Aging In Advanced Nodes
October 11, 2018
L-R: João Geada, Hany Elhak, Christoph Sohrmann, Magdy Abadir; Mick Tegethoff; Naseer Khan.
SE: What do design teams need to know about aging and reliability to make sure that those designs will do what they need to do?
Geada: There are fundamentally two things that need to be dealt with, and one of them is really tricky. On one side, you have to model what’s going to happen on silicon that we haven’t aged. FinFETs are, in practice, about five years old, and we need to predict what’s going to happen to them 15 years down the road. We don’t know. We have the physical models, we have the theory, we can run pure physical simulations, but we don’t really know how these designs are going to last 15 years. We’re building models and conjectures from forced aging to try to have some knowledge of what’s going to happen to finFETs. This is a really tricky problem the foundries have to address. It’s much easier for planar. We have a lot more history and a lot more knowledge. That’s the one side. On the other side, the design problem is really tricky because aging is extremely context-sensitive. It depends on exactly what the design is doing, for how long, and there aren’t that many tools right now that can handle that complexity. So that’s one of the things that is a challenge. People have been trying to deal with it by margining, but from our perspective, this is not a margin-able problem.
Elhak: We are at a turning point with aging now. Aging, as an analysis, has been around for more than 20 years. I’ve been involved in this with a small group of other people in the Silicon Integration Initiative Compact Model Coalition (CMC) every few months. It’s basically the whole universe of people interested in aging. Today, aging is becoming a mainstream analysis. There are two factors that are driving this. The first is advanced nodes. Aging is more prominent with finFET and advanced nodes than on older nodes with planar transistors, which makes it more of a mainstream analysis even for consumer applications. The other factor is that there is a turning point now in the semiconductor industry, where automotive is driving the growth. It’s not consumer and telecommunications as it used to be, and for automotive the requirements for lifetime are much higher than consumer. In consumer, we’re talking about 3 years or 5 years. In industrial, it can be 5 to 10 years. In automotive, the lifetime requirement is more than 15 years. Suddenly, everybody now needs to analyze aging, so it’s becoming mainstream. From one direction it’s finFETs and advanced nodes driving this analysis to the mainstream. In another dimension, it’s the automotive industry and the long lifetime driving this. There are more people interested in aging than 3 years ago or 5 years or 20 years ago, when aging was first becoming an analysis. It’s no longer the reliability team that works in isolation. Now, aging is becoming an analysis that every designer needs to do.
Sohrmann: We’ve been working on aging for a very long time and we were trying to push it toward the partners and design teams we work with. There was always a certain interest in this topic but not the need to do it. This is changing at the moment. We see users now coming to us and saying there are solutions—all the vendors have some type of interface where aging models can be added and things like that. But they want to know how to characterize those models. If you’re working with the CMC, there is discussion about whether there should be one model which fits all or is it individual user defined models — there is still quite a lot of uncertainty about how to do that. Is there a BSIM model for aging, where we just have to fit the parameters and then we are all set? I doubt it. To be honest, there are still so many physical effects like recovery effects, and so much physics going on, that we probably won’t get away with a single model. So it is very individual. And particularly for the automotive industry regarding ISO 26262, there are some requirements coming that they have to do this. Design teams somehow have to verify the quality after 10 or 15 years of operation. We also feel this is changing at the moment.

Stated exercise 1:
Output the part of the aging discussion that opens with the words containing "Aging In Advanced" and closes with "need to do?".
Stated exercise 2:
Please carry the aging discussion forward with the next part, starting after its final sentence.
The listing is separate material with no connection to the aging discussion.

Listing:

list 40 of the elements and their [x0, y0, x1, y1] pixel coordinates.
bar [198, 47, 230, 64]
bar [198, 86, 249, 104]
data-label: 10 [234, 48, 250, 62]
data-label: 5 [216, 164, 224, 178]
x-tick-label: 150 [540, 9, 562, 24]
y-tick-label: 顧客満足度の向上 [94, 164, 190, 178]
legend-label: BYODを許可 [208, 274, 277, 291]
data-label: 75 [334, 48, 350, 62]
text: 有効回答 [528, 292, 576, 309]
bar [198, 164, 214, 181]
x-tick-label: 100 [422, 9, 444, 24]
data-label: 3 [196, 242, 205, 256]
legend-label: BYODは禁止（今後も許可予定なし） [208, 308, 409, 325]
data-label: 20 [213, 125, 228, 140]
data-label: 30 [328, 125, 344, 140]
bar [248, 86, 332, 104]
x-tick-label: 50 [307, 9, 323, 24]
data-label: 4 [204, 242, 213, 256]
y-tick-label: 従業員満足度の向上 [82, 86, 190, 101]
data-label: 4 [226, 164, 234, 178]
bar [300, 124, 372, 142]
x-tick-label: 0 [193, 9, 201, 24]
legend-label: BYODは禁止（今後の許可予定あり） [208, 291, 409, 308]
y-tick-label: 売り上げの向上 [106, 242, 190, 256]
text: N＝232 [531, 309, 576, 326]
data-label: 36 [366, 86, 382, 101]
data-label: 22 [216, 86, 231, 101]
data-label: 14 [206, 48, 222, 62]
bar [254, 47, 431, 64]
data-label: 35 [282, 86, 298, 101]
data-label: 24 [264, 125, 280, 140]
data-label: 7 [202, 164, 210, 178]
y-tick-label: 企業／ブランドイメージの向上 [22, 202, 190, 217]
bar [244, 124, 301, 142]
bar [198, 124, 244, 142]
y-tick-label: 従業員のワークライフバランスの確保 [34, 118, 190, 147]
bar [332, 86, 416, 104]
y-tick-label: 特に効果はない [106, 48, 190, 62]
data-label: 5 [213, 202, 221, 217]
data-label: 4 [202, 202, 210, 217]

Response 1:
Aging In Advanced Nodes
October 11, 2018
L-R: João Geada, Hany Elhak, Christoph Sohrmann, Magdy Abadir; Mick Tegethoff; Naseer Khan.
SE: What do design teams need to know about aging and reliability to make sure that those designs will do what they need to do?

Response 2:
Khan: From our point of view, whenever we talk to different customers, it depends on the application they are looking into. If they’re an ASIC supplier designing for a particular customer, they go talk to this customer and ask what the expected lifetime is for a particular application. Depending on whether it’s 10 years or 15 years, they come back with how to tackle such a problem. One is to take measures inside the design. One of the problems they come back to Moortec and ask about is if we can monitor a different location in the design. What is actually happening after so many hours of running? So then we’re trying to actually solve the problem. We cannot really take the same circuitry and run it over and over again and then see how it will react to aging effects. But we can actually try to monitor, as close as possible, to see if there’s any correlation between what we measure or monitor versus what’s happening inside the design. There are various ways that we’re trying to tackle this. One is the kind of loading a device would have, but then there are device effects like mismatching. There are also the metals and interconnects. There is electromigration that’s causing a device to fail at a particular time. We’re looking at things that we know we have to live with it and looking at whether we can monitor those, making sure we are aware of the scenario so we can deal with it in the right way.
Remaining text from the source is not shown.